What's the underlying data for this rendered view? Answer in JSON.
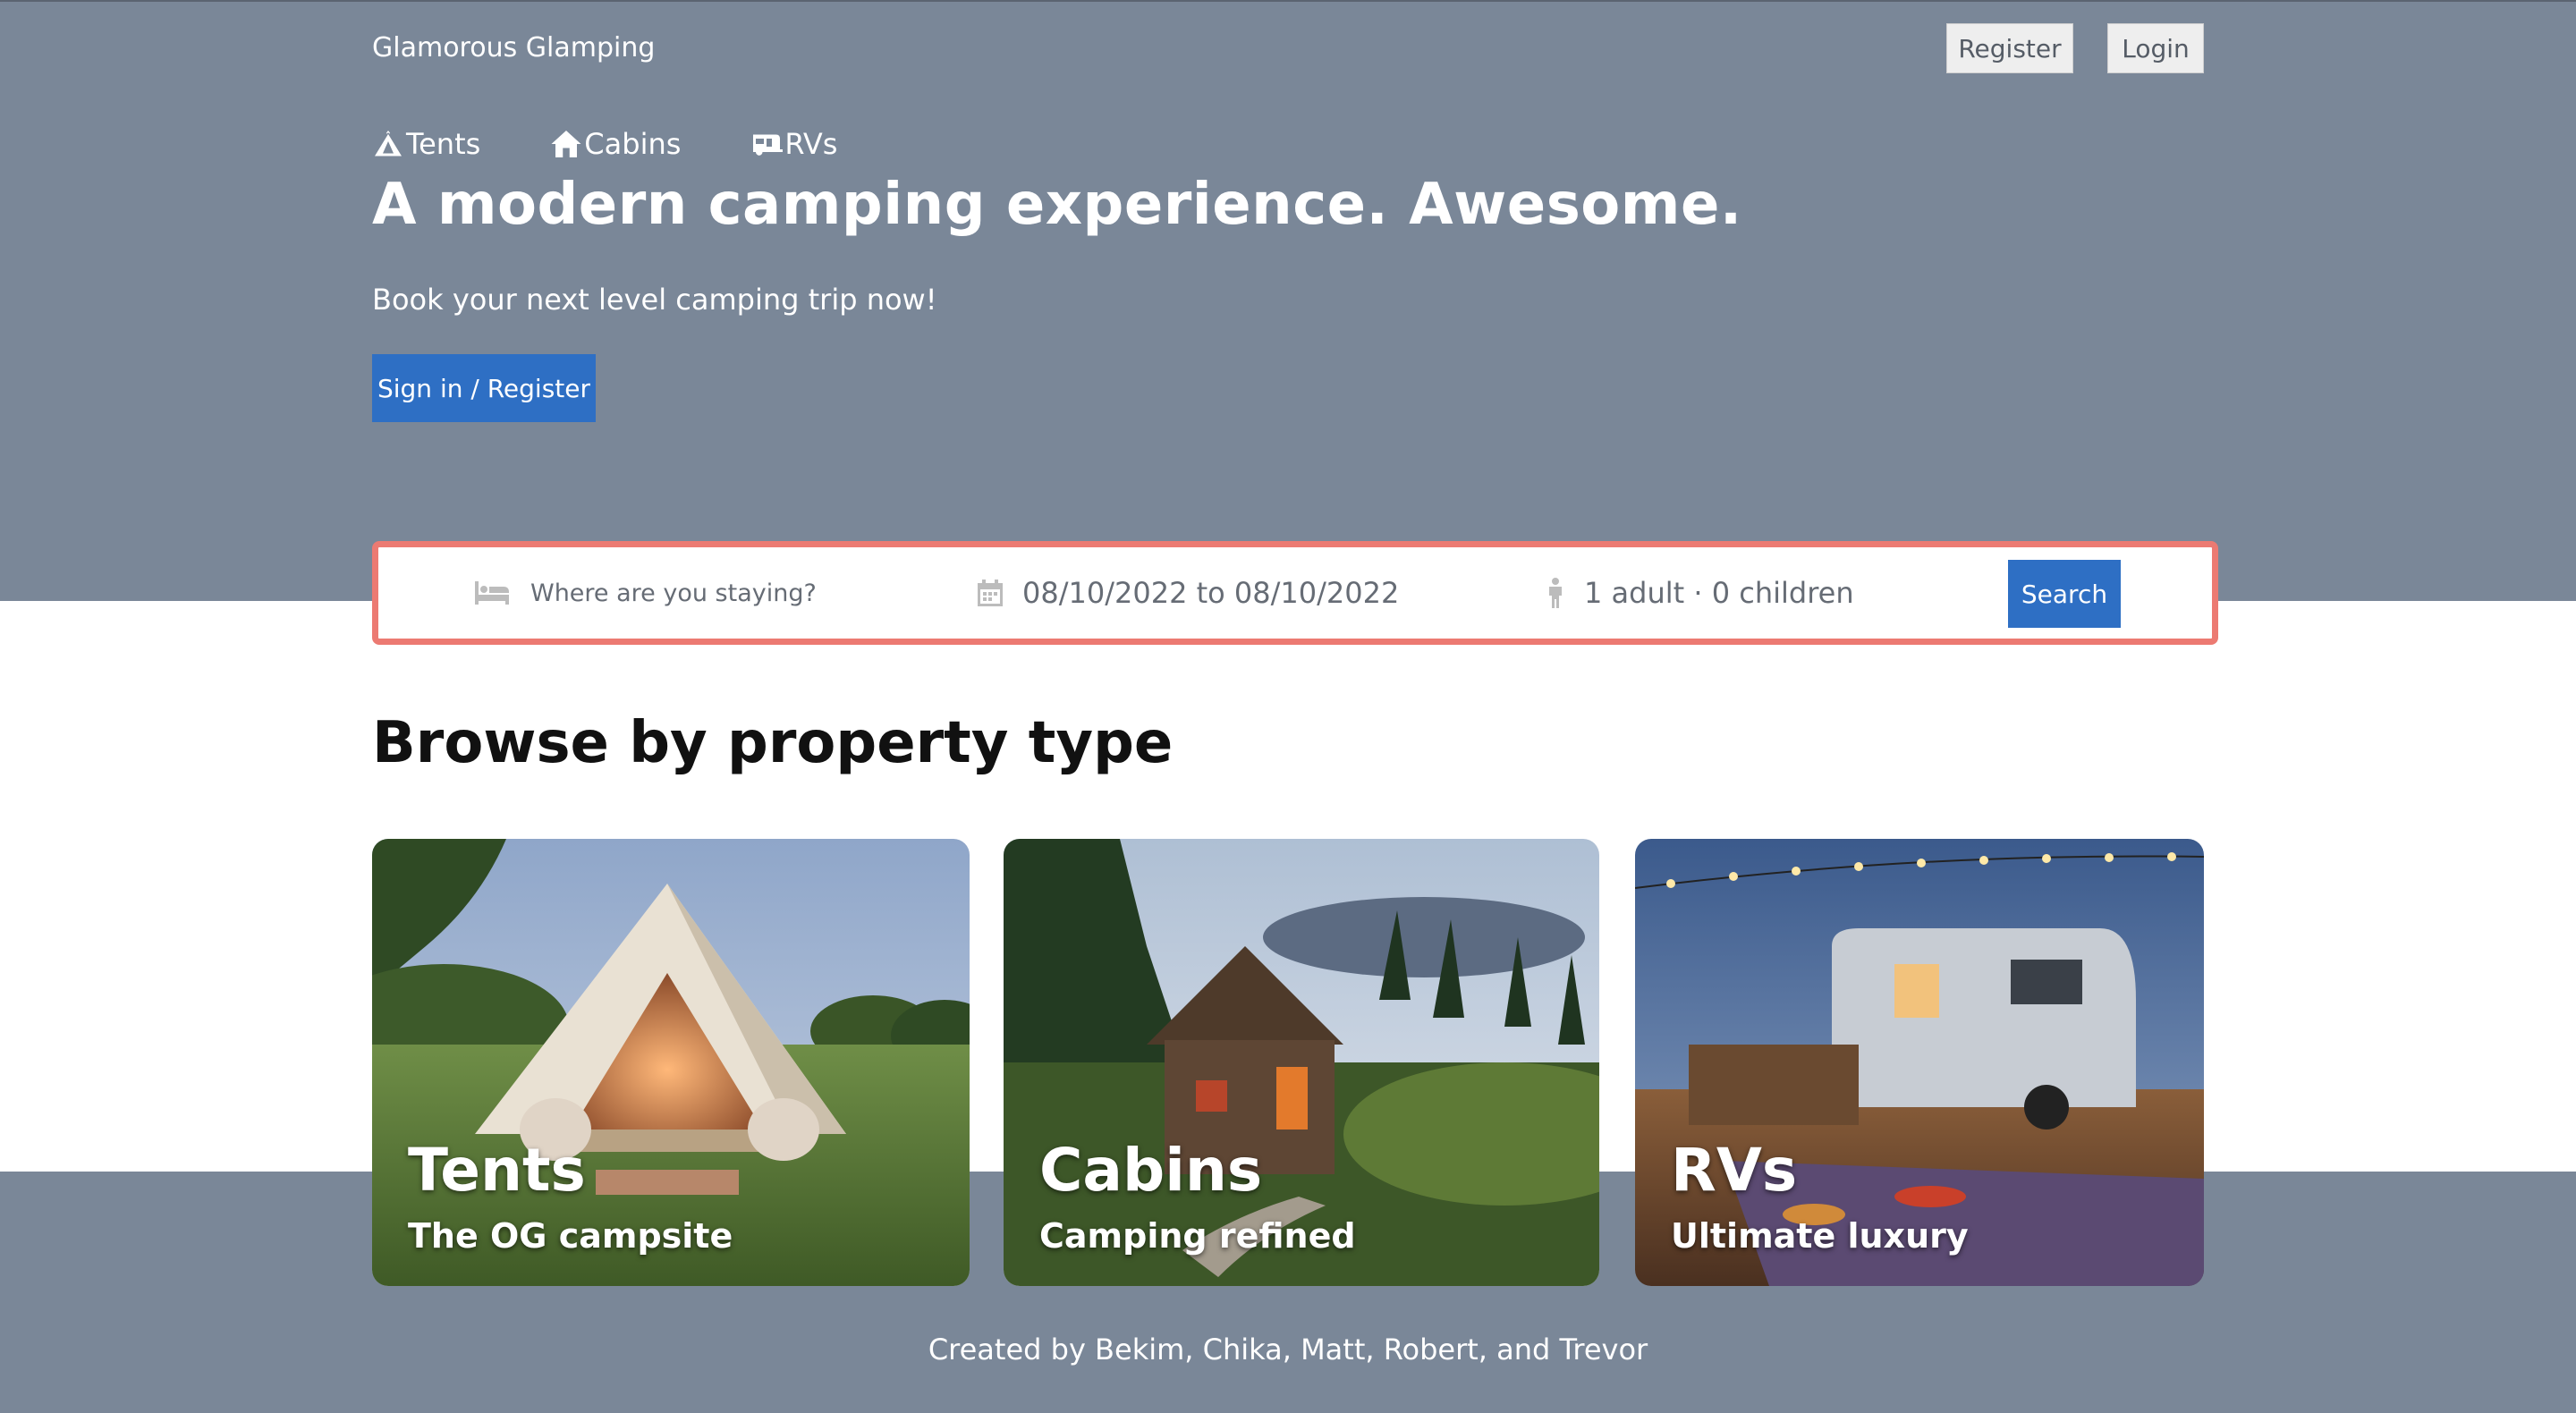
{
  "header": {
    "brand": "Glamorous Glamping",
    "register_label": "Register",
    "login_label": "Login"
  },
  "nav": {
    "items": [
      {
        "label": "Tents",
        "icon": "tent-icon"
      },
      {
        "label": "Cabins",
        "icon": "house-icon"
      },
      {
        "label": "RVs",
        "icon": "caravan-icon"
      }
    ]
  },
  "hero": {
    "headline": "A modern camping experience. Awesome.",
    "subline": "Book your next level camping trip now!",
    "cta_label": "Sign in / Register"
  },
  "search": {
    "destination_placeholder": "Where are you staying?",
    "dates": "08/10/2022 to 08/10/2022",
    "guests": "1 adult · 0 children",
    "button_label": "Search"
  },
  "browse": {
    "heading": "Browse by property type",
    "cards": [
      {
        "title": "Tents",
        "subtitle": "The OG campsite"
      },
      {
        "title": "Cabins",
        "subtitle": "Camping refined"
      },
      {
        "title": "RVs",
        "subtitle": "Ultimate luxury"
      }
    ]
  },
  "footer": {
    "credits": "Created by Bekim, Chika, Matt, Robert, and Trevor"
  },
  "colors": {
    "hero_bg": "#7a8798",
    "accent_blue": "#2e6fc4",
    "search_border": "#ec7a72"
  }
}
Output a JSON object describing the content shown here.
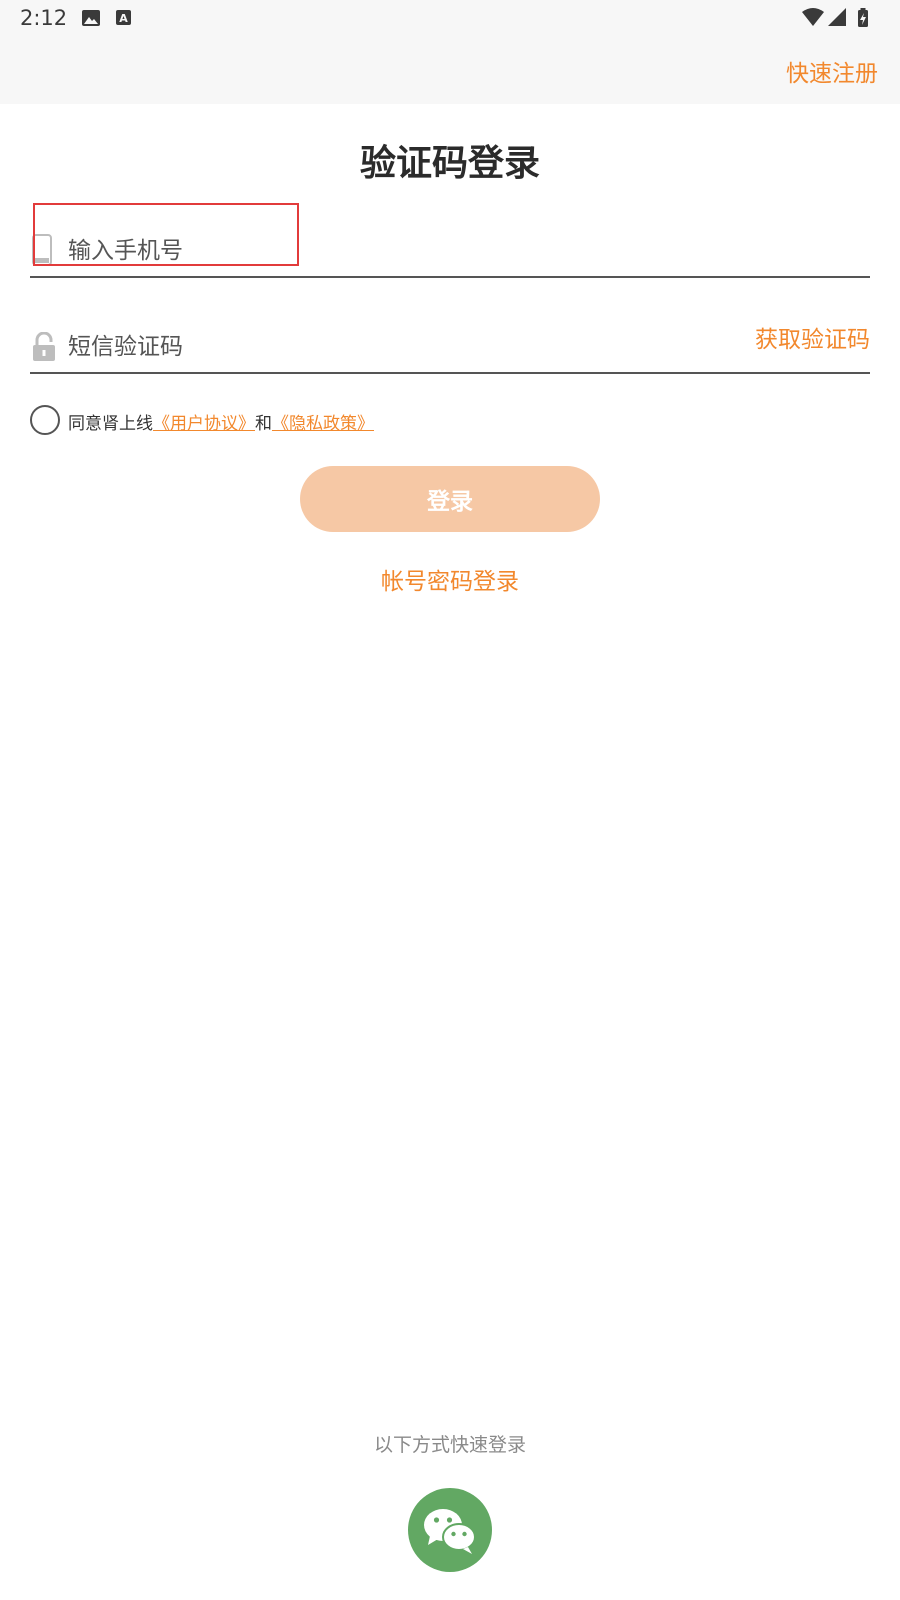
{
  "status_bar": {
    "time": "2:12",
    "icons": [
      "image-icon",
      "a-letter-icon",
      "wifi-icon",
      "signal-icon",
      "battery-charging-icon"
    ]
  },
  "header": {
    "register_label": "快速注册"
  },
  "title": "验证码登录",
  "phone_field": {
    "placeholder": "输入手机号",
    "icon": "phone-icon"
  },
  "code_field": {
    "placeholder": "短信验证码",
    "icon": "lock-icon",
    "get_code_label": "获取验证码"
  },
  "agreement": {
    "prefix": "同意肾上线",
    "user_agreement": "《用户协议》",
    "conjunction": "和",
    "privacy_policy": "《隐私政策》"
  },
  "login_button_label": "登录",
  "password_login_label": "帐号密码登录",
  "quick_login": {
    "label": "以下方式快速登录",
    "icon": "wechat-icon"
  },
  "colors": {
    "accent": "#f2882d",
    "login_button_disabled": "#f6c8a5",
    "wechat_green": "#62a863",
    "highlight_red": "#e23b3b"
  }
}
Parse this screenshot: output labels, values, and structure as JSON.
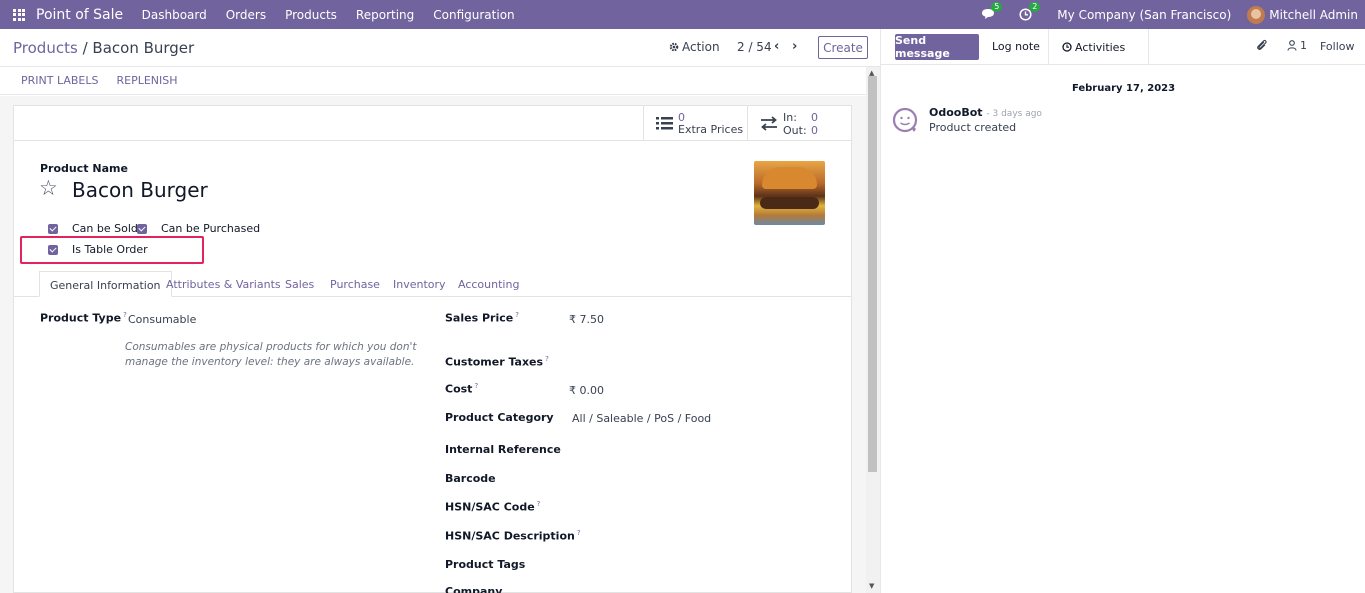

→ WHAT THE EXERCISE ASKS:
Every entry above is to be set down exactly; the pictures are to be left out.

→ FINISHED EXERCISE:
What's the underlying data for this rendered view? Answer in JSON.
{
  "header": {
    "brand": "Glamorous Glamping",
    "register_label": "Register",
    "login_label": "Login"
  },
  "nav": {
    "items": [
      {
        "label": "Tents",
        "icon": "tent-icon"
      },
      {
        "label": "Cabins",
        "icon": "house-icon"
      },
      {
        "label": "RVs",
        "icon": "caravan-icon"
      }
    ]
  },
  "hero": {
    "headline": "A modern camping experience. Awesome.",
    "subline": "Book your next level camping trip now!",
    "cta_label": "Sign in / Register"
  },
  "search": {
    "destination_placeholder": "Where are you staying?",
    "dates": "08/10/2022 to 08/10/2022",
    "guests": "1 adult · 0 children",
    "button_label": "Search"
  },
  "browse": {
    "heading": "Browse by property type",
    "cards": [
      {
        "title": "Tents",
        "subtitle": "The OG campsite"
      },
      {
        "title": "Cabins",
        "subtitle": "Camping refined"
      },
      {
        "title": "RVs",
        "subtitle": "Ultimate luxury"
      }
    ]
  },
  "footer": {
    "credits": "Created by Bekim, Chika, Matt, Robert, and Trevor"
  },
  "colors": {
    "hero_bg": "#7a8798",
    "accent_blue": "#2e6fc4",
    "search_border": "#ec7a72"
  }
}
Output a JSON object describing the content shown here.
{
  "status_bar": {
    "time": "2:12",
    "icons": [
      "image-icon",
      "a-letter-icon",
      "wifi-icon",
      "signal-icon",
      "battery-charging-icon"
    ]
  },
  "header": {
    "register_label": "快速注册"
  },
  "title": "验证码登录",
  "phone_field": {
    "placeholder": "输入手机号",
    "icon": "phone-icon"
  },
  "code_field": {
    "placeholder": "短信验证码",
    "icon": "lock-icon",
    "get_code_label": "获取验证码"
  },
  "agreement": {
    "prefix": "同意肾上线",
    "user_agreement": "《用户协议》",
    "conjunction": "和",
    "privacy_policy": "《隐私政策》"
  },
  "login_button_label": "登录",
  "password_login_label": "帐号密码登录",
  "quick_login": {
    "label": "以下方式快速登录",
    "icon": "wechat-icon"
  },
  "colors": {
    "accent": "#f2882d",
    "login_button_disabled": "#f6c8a5",
    "wechat_green": "#62a863",
    "highlight_red": "#e23b3b"
  }
}
Parse this screenshot: output labels, values, and structure as JSON.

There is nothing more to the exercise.